— BEGIN MATERIAL SHOWN —
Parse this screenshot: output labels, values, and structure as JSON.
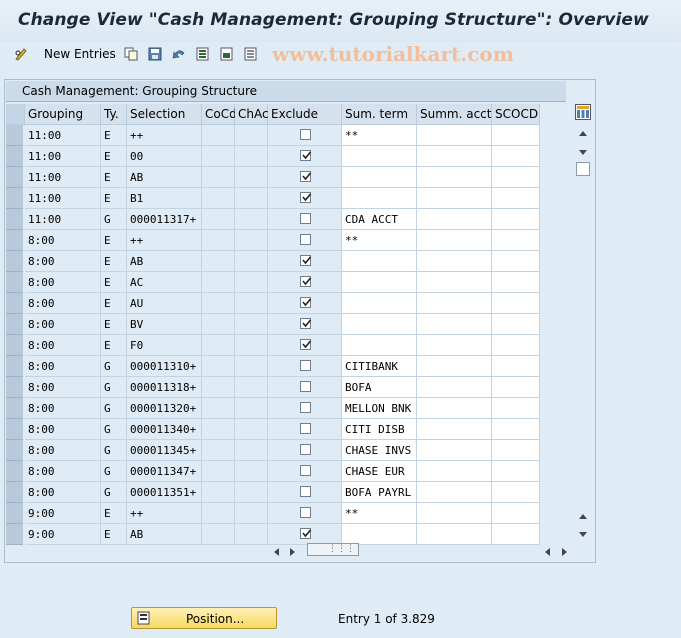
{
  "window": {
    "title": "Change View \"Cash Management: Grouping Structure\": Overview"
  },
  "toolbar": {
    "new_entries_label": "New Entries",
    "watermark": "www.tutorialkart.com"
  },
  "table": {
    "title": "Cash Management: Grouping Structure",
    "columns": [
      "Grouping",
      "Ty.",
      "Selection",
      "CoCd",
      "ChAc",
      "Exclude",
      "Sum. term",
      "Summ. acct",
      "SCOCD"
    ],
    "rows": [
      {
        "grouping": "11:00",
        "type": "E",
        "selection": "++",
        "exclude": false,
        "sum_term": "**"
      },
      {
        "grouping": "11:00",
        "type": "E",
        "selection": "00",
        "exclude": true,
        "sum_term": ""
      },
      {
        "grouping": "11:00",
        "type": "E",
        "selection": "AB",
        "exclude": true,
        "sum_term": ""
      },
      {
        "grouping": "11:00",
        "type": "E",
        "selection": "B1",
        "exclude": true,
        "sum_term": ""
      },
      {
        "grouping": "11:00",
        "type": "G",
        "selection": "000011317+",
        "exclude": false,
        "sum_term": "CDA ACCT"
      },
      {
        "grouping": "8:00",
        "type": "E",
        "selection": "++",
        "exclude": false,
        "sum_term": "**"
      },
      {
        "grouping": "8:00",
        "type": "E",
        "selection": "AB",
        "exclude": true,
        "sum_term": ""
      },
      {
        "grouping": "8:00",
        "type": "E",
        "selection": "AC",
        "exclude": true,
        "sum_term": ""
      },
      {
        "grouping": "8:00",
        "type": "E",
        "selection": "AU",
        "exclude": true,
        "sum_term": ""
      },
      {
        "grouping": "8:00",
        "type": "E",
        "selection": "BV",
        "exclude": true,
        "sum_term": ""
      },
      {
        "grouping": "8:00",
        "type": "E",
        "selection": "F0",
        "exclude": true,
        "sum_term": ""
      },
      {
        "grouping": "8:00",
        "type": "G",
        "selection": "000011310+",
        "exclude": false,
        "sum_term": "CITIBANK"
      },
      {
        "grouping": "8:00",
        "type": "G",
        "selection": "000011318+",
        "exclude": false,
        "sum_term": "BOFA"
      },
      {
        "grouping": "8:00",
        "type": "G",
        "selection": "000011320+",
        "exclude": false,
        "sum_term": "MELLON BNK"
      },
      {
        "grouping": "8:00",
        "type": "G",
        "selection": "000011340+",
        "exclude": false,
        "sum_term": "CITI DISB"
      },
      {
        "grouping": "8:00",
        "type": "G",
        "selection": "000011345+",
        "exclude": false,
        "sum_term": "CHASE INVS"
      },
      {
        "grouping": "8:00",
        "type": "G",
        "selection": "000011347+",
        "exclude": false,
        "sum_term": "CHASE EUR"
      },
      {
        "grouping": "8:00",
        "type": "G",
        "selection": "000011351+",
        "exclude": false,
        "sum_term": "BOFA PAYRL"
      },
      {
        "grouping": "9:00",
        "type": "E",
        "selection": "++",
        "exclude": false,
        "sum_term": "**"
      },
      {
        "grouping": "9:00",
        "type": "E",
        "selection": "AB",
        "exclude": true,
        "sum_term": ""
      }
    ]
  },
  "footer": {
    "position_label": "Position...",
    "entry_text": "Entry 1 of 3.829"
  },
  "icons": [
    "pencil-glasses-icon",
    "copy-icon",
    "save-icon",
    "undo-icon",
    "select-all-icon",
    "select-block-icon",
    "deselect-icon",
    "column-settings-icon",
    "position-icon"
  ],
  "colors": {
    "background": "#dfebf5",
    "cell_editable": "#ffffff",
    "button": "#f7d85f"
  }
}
— END MATERIAL SHOWN —
### REQUIRED TASK:
Report the number of lines in the listing above that include the word "Cash", and nothing else.

### EXERCISE RESPONSE:
2